## Listed records
------------------------------

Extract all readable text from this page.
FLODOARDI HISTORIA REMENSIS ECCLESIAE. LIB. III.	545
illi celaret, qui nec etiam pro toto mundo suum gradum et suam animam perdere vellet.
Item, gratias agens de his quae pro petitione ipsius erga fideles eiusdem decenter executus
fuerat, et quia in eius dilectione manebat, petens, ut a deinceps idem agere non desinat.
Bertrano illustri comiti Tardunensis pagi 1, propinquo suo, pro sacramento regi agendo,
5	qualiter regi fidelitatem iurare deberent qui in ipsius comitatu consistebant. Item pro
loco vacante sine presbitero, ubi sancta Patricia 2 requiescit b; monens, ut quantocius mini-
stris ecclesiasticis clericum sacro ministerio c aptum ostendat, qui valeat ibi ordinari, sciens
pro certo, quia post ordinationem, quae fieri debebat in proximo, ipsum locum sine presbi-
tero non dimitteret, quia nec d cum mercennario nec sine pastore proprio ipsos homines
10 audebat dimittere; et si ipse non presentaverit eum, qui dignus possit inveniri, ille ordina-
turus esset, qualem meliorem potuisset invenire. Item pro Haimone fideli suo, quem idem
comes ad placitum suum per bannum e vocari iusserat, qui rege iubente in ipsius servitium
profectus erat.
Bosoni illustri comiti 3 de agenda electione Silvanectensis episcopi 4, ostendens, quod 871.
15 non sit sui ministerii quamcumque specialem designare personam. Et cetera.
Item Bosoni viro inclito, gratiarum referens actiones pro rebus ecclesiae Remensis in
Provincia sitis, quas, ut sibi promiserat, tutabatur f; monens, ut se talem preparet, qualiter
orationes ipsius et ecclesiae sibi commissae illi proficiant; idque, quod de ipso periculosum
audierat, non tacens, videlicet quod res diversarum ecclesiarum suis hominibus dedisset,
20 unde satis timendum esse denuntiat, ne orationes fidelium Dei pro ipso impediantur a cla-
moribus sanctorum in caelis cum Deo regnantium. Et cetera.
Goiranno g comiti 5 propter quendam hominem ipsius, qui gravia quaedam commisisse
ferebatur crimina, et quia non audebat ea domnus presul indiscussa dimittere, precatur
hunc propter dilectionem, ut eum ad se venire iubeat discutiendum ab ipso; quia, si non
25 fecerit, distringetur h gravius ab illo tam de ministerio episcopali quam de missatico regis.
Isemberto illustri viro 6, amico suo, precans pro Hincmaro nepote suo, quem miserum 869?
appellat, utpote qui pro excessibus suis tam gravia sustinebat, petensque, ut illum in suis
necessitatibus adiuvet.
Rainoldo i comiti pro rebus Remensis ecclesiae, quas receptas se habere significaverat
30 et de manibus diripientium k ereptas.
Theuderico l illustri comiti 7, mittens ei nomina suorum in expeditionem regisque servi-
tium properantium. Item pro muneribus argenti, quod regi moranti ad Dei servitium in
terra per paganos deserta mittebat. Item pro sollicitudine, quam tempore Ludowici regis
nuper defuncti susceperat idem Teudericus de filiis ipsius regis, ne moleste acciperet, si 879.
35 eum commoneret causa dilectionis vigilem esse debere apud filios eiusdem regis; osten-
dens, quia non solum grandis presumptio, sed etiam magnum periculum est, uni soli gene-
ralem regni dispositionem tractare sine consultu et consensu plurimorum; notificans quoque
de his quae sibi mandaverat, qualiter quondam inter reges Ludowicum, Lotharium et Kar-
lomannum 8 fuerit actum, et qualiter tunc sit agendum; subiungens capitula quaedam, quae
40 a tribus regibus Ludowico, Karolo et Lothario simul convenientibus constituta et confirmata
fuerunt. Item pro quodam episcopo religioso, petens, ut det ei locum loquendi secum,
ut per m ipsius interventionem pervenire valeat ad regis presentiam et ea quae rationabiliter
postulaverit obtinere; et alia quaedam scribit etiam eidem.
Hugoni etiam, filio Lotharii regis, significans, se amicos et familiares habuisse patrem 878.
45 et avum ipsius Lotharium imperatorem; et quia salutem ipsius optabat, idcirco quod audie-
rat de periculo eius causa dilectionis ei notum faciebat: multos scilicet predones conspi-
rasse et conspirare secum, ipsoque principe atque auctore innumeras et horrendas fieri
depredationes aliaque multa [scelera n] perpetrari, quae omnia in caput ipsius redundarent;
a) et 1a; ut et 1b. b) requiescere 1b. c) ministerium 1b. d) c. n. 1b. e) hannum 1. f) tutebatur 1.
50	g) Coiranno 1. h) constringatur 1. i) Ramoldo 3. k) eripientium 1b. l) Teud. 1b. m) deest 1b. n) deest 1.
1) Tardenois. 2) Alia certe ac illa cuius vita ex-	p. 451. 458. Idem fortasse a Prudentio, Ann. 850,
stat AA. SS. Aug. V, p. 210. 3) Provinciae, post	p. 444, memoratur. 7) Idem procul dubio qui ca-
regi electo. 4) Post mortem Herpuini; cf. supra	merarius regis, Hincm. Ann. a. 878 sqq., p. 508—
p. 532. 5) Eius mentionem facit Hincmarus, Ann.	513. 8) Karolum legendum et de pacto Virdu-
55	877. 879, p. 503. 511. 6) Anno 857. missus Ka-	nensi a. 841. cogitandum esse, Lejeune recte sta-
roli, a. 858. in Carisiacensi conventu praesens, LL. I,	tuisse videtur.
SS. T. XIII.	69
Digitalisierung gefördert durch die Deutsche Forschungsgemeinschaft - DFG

------------------------------

## Problem to work on
Your task is to output all of the data above word for word.

## Solution
Extract all readable text from this page.
FLODOARDI HISTORIA REMENSIS ECCLESIAE. LIB. III.	545
illi celaret, qui nec etiam pro toto mundo suum gradum et suam animam perdere vellet.
Item, gratias agens de his quae pro petitione ipsius erga fideles eiusdem decenter executus
fuerat, et quia in eius dilectione manebat, petens, ut a deinceps idem agere non desinat.
Bertrano illustri comiti Tardunensis pagi 1, propinquo suo, pro sacramento regi agendo,
5	qualiter regi fidelitatem iurare deberent qui in ipsius comitatu consistebant. Item pro
loco vacante sine presbitero, ubi sancta Patricia 2 requiescit b; monens, ut quantocius mini-
stris ecclesiasticis clericum sacro ministerio c aptum ostendat, qui valeat ibi ordinari, sciens
pro certo, quia post ordinationem, quae fieri debebat in proximo, ipsum locum sine presbi-
tero non dimitteret, quia nec d cum mercennario nec sine pastore proprio ipsos homines
10 audebat dimittere; et si ipse non presentaverit eum, qui dignus possit inveniri, ille ordina-
turus esset, qualem meliorem potuisset invenire. Item pro Haimone fideli suo, quem idem
comes ad placitum suum per bannum e vocari iusserat, qui rege iubente in ipsius servitium
profectus erat.
Bosoni illustri comiti 3 de agenda electione Silvanectensis episcopi 4, ostendens, quod 871.
15 non sit sui ministerii quamcumque specialem designare personam. Et cetera.
Item Bosoni viro inclito, gratiarum referens actiones pro rebus ecclesiae Remensis in
Provincia sitis, quas, ut sibi promiserat, tutabatur f; monens, ut se talem preparet, qualiter
orationes ipsius et ecclesiae sibi commissae illi proficiant; idque, quod de ipso periculosum
audierat, non tacens, videlicet quod res diversarum ecclesiarum suis hominibus dedisset,
20 unde satis timendum esse denuntiat, ne orationes fidelium Dei pro ipso impediantur a cla-
moribus sanctorum in caelis cum Deo regnantium. Et cetera.
Goiranno g comiti 5 propter quendam hominem ipsius, qui gravia quaedam commisisse
ferebatur crimina, et quia non audebat ea domnus presul indiscussa dimittere, precatur
hunc propter dilectionem, ut eum ad se venire iubeat discutiendum ab ipso; quia, si non
25 fecerit, distringetur h gravius ab illo tam de ministerio episcopali quam de missatico regis.
Isemberto illustri viro 6, amico suo, precans pro Hincmaro nepote suo, quem miserum 869?
appellat, utpote qui pro excessibus suis tam gravia sustinebat, petensque, ut illum in suis
necessitatibus adiuvet.
Rainoldo i comiti pro rebus Remensis ecclesiae, quas receptas se habere significaverat
30 et de manibus diripientium k ereptas.
Theuderico l illustri comiti 7, mittens ei nomina suorum in expeditionem regisque servi-
tium properantium. Item pro muneribus argenti, quod regi moranti ad Dei servitium in
terra per paganos deserta mittebat. Item pro sollicitudine, quam tempore Ludowici regis
nuper defuncti susceperat idem Teudericus de filiis ipsius regis, ne moleste acciperet, si 879.
35 eum commoneret causa dilectionis vigilem esse debere apud filios eiusdem regis; osten-
dens, quia non solum grandis presumptio, sed etiam magnum periculum est, uni soli gene-
ralem regni dispositionem tractare sine consultu et consensu plurimorum; notificans quoque
de his quae sibi mandaverat, qualiter quondam inter reges Ludowicum, Lotharium et Kar-
lomannum 8 fuerit actum, et qualiter tunc sit agendum; subiungens capitula quaedam, quae
40 a tribus regibus Ludowico, Karolo et Lothario simul convenientibus constituta et confirmata
fuerunt. Item pro quodam episcopo religioso, petens, ut det ei locum loquendi secum,
ut per m ipsius interventionem pervenire valeat ad regis presentiam et ea quae rationabiliter
postulaverit obtinere; et alia quaedam scribit etiam eidem.
Hugoni etiam, filio Lotharii regis, significans, se amicos et familiares habuisse patrem 878.
45 et avum ipsius Lotharium imperatorem; et quia salutem ipsius optabat, idcirco quod audie-
rat de periculo eius causa dilectionis ei notum faciebat: multos scilicet predones conspi-
rasse et conspirare secum, ipsoque principe atque auctore innumeras et horrendas fieri
depredationes aliaque multa [scelera n] perpetrari, quae omnia in caput ipsius redundarent;
a) et 1a; ut et 1b. b) requiescere 1b. c) ministerium 1b. d) c. n. 1b. e) hannum 1. f) tutebatur 1.
50	g) Coiranno 1. h) constringatur 1. i) Ramoldo 3. k) eripientium 1b. l) Teud. 1b. m) deest 1b. n) deest 1.
1) Tardenois. 2) Alia certe ac illa cuius vita ex-	p. 451. 458. Idem fortasse a Prudentio, Ann. 850,
stat AA. SS. Aug. V, p. 210. 3) Provinciae, post	p. 444, memoratur. 7) Idem procul dubio qui ca-
regi electo. 4) Post mortem Herpuini; cf. supra	merarius regis, Hincm. Ann. a. 878 sqq., p. 508—
p. 532. 5) Eius mentionem facit Hincmarus, Ann.	513. 8) Karolum legendum et de pacto Virdu-
55	877. 879, p. 503. 511. 6) Anno 857. missus Ka-	nensi a. 841. cogitandum esse, Lejeune recte sta-
roli, a. 858. in Carisiacensi conventu praesens, LL. I,	tuisse videtur.
SS. T. XIII.	69
Digitalisierung gefördert durch die Deutsche Forschungsgemeinschaft - DFG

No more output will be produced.